═══ Records to process

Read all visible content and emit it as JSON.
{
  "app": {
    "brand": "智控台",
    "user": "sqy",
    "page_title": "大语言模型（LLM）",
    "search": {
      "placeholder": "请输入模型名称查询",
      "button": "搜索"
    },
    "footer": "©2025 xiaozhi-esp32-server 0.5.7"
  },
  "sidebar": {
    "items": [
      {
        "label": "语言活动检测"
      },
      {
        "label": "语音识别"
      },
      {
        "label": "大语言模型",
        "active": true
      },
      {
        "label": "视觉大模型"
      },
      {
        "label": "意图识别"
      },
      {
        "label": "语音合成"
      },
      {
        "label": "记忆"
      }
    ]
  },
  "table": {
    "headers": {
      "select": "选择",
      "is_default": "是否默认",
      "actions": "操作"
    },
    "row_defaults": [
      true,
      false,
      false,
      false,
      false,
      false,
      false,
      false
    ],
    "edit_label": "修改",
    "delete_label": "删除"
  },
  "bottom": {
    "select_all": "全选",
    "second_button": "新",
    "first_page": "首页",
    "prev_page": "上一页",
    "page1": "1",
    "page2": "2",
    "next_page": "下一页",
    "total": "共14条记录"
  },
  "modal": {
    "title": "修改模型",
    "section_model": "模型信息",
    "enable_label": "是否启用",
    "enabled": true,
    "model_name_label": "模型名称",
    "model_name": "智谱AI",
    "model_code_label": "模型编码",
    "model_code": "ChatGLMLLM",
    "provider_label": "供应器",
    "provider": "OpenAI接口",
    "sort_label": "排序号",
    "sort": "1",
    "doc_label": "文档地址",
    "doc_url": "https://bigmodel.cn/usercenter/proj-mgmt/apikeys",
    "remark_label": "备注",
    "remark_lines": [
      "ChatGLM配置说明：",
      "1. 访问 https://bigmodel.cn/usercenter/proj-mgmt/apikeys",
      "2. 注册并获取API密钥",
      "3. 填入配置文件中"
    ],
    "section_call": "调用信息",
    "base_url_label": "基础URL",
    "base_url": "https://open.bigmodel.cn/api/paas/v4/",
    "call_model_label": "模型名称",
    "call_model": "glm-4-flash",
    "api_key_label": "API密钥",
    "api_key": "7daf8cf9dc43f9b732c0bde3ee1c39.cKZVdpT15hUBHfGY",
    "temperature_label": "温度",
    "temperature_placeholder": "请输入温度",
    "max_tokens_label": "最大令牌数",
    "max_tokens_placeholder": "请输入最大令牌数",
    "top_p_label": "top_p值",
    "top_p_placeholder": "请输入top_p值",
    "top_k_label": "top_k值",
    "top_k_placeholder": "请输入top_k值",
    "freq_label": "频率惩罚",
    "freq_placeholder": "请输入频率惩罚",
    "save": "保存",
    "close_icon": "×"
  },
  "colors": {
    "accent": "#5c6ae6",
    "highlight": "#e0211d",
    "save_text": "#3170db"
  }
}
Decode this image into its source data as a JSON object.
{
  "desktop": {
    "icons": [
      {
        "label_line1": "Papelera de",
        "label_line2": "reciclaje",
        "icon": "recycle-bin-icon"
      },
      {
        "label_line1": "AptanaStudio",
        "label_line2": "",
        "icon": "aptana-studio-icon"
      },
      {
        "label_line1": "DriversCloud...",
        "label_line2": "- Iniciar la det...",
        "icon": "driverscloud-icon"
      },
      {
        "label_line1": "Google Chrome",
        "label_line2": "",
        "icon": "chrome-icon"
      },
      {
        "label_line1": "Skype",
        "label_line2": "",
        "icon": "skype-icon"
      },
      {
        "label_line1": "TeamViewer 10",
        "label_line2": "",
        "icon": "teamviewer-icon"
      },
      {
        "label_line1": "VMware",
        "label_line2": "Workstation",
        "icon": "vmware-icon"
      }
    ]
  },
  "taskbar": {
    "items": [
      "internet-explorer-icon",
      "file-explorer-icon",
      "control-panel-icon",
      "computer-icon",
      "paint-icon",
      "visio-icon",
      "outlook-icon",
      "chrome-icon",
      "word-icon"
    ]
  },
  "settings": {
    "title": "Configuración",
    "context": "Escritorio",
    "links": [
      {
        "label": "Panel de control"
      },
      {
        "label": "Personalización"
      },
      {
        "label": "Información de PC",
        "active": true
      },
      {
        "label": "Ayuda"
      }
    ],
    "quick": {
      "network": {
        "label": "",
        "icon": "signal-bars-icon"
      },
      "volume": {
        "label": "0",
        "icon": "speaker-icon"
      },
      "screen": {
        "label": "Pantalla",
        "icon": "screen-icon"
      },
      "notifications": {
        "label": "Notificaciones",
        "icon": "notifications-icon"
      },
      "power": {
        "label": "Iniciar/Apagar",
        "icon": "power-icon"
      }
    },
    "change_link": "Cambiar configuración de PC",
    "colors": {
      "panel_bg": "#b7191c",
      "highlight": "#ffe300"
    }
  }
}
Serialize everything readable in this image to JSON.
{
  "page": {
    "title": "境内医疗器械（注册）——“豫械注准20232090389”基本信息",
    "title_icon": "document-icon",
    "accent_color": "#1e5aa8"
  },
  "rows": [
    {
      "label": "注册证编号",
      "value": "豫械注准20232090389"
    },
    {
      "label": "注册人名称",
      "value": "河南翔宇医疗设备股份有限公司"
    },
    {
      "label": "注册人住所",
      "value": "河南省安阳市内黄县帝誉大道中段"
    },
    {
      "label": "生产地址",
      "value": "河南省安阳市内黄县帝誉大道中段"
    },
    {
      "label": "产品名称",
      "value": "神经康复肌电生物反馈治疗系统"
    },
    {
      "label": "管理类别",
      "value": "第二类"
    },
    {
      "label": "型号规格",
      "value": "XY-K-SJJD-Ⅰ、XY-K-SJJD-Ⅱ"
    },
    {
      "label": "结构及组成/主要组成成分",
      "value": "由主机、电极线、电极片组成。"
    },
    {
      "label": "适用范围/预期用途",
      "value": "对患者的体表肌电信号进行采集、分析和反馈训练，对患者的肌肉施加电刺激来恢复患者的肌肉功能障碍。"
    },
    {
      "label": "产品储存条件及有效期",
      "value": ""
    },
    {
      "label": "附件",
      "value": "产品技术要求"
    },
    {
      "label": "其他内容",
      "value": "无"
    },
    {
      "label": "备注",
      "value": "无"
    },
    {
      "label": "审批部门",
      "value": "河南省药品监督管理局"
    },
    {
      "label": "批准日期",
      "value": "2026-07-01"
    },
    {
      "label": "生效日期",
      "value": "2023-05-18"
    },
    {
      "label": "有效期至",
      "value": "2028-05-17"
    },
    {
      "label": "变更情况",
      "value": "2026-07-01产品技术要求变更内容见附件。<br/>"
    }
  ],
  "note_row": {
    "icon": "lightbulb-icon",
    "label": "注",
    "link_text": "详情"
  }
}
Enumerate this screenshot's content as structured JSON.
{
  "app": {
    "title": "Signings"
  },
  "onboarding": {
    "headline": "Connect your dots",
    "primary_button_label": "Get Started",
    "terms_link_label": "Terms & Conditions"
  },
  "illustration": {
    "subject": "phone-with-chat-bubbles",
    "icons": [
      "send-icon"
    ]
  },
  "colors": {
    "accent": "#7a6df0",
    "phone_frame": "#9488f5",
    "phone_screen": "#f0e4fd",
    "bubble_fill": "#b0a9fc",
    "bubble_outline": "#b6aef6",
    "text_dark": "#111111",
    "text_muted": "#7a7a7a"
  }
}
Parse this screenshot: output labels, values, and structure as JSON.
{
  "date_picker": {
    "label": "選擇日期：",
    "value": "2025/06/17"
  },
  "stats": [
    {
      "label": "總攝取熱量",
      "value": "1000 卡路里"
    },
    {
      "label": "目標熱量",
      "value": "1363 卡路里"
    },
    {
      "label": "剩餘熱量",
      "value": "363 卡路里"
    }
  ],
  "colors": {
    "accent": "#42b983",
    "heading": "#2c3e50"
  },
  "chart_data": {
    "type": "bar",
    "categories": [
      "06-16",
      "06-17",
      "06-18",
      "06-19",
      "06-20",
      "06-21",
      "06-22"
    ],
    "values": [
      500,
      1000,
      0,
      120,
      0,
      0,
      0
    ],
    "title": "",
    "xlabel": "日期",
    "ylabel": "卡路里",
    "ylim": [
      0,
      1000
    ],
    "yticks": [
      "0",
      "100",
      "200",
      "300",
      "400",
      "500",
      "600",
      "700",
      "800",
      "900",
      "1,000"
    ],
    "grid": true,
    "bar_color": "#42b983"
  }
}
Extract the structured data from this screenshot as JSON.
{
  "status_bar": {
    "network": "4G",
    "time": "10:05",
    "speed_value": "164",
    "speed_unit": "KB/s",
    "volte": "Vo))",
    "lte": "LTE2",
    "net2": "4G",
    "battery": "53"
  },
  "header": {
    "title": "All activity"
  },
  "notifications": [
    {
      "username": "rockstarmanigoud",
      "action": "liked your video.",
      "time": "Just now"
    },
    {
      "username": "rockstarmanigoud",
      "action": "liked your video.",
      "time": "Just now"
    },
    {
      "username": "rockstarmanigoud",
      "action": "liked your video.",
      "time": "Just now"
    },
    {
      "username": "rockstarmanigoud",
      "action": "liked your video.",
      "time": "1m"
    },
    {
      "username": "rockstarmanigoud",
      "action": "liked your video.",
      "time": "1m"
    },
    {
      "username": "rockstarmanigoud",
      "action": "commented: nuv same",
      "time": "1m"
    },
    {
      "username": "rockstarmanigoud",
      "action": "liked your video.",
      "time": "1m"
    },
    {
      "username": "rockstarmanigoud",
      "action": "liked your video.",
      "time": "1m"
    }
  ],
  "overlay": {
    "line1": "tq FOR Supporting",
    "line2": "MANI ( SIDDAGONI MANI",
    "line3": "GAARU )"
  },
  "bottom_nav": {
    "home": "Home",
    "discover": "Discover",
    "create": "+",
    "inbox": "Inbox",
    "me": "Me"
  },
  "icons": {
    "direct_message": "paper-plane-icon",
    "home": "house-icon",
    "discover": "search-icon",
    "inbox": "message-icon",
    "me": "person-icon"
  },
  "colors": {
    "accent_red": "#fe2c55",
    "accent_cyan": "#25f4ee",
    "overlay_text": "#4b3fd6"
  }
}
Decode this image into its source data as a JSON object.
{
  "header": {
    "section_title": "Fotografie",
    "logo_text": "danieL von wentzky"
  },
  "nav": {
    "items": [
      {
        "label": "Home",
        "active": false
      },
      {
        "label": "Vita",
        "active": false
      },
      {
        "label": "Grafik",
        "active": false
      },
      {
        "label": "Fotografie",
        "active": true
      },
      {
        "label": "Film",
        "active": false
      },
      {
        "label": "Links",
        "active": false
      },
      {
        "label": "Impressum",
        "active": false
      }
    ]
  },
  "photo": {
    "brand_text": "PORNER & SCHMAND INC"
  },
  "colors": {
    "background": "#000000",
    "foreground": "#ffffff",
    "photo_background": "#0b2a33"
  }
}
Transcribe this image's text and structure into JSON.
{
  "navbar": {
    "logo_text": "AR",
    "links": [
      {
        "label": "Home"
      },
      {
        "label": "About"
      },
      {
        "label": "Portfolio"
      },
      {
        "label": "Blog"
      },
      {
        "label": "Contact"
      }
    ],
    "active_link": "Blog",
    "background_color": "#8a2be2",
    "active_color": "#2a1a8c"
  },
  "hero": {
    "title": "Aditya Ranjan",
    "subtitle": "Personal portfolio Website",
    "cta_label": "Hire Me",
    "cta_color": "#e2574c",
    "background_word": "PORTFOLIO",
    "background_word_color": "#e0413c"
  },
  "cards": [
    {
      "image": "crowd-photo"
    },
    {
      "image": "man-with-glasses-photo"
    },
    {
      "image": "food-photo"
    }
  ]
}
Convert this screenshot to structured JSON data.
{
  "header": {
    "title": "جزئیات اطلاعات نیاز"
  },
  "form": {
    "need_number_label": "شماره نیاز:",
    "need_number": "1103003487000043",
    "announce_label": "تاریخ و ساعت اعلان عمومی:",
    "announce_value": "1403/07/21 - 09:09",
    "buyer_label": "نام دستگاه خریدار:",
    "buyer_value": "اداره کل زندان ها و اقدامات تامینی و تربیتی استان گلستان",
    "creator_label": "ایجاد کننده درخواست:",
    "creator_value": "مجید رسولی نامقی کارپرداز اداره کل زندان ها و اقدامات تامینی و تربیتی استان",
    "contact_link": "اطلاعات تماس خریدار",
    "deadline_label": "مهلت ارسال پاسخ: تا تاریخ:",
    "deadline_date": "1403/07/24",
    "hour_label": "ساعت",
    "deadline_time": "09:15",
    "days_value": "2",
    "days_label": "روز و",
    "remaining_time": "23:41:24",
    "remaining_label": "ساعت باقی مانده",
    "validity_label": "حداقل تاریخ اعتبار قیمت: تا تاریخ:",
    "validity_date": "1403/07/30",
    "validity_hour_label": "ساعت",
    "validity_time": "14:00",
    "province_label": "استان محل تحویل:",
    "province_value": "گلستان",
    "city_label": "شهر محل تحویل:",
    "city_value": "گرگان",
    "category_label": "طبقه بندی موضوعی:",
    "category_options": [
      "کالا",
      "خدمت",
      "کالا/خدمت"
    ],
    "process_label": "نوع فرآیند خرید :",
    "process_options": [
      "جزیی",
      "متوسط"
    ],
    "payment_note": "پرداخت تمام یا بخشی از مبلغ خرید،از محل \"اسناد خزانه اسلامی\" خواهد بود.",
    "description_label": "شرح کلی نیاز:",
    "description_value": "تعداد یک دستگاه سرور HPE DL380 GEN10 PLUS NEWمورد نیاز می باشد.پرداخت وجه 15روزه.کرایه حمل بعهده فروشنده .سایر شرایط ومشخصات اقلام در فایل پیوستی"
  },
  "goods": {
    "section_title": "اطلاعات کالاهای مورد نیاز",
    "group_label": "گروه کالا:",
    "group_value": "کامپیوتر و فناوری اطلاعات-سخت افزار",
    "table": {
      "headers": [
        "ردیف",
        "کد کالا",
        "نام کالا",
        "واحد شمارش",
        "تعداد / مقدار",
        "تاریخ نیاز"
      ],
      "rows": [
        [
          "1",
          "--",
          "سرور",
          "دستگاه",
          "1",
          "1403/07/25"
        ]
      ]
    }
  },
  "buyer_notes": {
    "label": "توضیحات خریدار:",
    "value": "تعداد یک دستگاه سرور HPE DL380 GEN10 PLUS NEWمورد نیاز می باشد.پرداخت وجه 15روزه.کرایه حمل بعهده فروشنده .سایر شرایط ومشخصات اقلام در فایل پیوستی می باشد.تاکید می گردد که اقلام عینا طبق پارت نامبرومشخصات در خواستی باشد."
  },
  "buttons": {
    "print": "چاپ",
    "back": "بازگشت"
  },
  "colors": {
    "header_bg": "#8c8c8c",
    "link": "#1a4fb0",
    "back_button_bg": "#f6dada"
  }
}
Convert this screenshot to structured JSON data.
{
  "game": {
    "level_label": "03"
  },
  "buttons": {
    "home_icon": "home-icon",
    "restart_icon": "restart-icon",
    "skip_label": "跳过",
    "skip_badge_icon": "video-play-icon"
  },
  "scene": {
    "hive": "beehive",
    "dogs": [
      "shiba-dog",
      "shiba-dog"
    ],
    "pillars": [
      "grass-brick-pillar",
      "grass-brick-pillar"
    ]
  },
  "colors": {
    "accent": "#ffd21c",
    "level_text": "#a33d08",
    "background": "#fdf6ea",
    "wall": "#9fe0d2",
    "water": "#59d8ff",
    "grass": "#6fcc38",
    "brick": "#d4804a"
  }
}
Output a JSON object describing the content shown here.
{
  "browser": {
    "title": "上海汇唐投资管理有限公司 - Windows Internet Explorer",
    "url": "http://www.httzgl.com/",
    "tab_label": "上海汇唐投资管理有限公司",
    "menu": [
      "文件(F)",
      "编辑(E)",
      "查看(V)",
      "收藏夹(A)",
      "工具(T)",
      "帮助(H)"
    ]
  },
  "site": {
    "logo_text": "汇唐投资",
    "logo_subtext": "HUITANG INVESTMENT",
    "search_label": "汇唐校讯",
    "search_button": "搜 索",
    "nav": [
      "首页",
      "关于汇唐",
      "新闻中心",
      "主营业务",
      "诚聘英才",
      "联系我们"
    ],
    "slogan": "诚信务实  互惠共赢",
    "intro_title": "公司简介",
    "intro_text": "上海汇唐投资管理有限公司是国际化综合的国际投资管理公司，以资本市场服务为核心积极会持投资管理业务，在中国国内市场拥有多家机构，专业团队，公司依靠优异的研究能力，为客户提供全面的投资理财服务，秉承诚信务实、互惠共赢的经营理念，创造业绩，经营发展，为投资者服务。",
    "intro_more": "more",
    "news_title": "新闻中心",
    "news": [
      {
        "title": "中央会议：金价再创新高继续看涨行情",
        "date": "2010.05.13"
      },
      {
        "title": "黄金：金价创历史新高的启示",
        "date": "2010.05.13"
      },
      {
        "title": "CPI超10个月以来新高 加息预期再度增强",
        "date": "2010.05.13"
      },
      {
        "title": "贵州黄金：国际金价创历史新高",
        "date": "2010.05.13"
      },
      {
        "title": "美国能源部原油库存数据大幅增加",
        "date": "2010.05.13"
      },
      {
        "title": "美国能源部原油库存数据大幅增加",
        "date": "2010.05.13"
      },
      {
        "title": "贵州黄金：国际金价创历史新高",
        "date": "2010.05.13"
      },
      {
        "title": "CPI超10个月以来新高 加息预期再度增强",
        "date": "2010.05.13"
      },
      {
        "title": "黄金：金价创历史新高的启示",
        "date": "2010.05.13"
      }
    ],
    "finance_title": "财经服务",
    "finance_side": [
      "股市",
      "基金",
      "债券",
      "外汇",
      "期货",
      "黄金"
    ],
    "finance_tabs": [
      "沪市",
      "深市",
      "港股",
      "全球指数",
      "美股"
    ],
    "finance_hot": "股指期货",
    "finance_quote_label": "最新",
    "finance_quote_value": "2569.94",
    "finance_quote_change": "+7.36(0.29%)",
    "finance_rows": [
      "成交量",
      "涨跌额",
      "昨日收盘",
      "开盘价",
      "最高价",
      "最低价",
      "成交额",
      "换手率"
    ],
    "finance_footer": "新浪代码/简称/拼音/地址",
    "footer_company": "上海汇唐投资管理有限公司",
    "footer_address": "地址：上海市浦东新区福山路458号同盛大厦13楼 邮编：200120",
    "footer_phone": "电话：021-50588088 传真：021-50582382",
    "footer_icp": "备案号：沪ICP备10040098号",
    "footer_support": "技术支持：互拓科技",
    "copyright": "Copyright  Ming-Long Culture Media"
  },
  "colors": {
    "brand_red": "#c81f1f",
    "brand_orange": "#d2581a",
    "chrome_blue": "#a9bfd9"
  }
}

══════

Extract, from the listing above, every line where the string "اقدامات" occurs.

* **Task result**
    "buyer_value": "اداره کل زندان ها و اقدامات تامینی و تربیتی استان گلستان",
    "creator_value": "مجید رسولی نامقی کارپرداز اداره کل زندان ها و اقدامات تامینی و تربیتی استان",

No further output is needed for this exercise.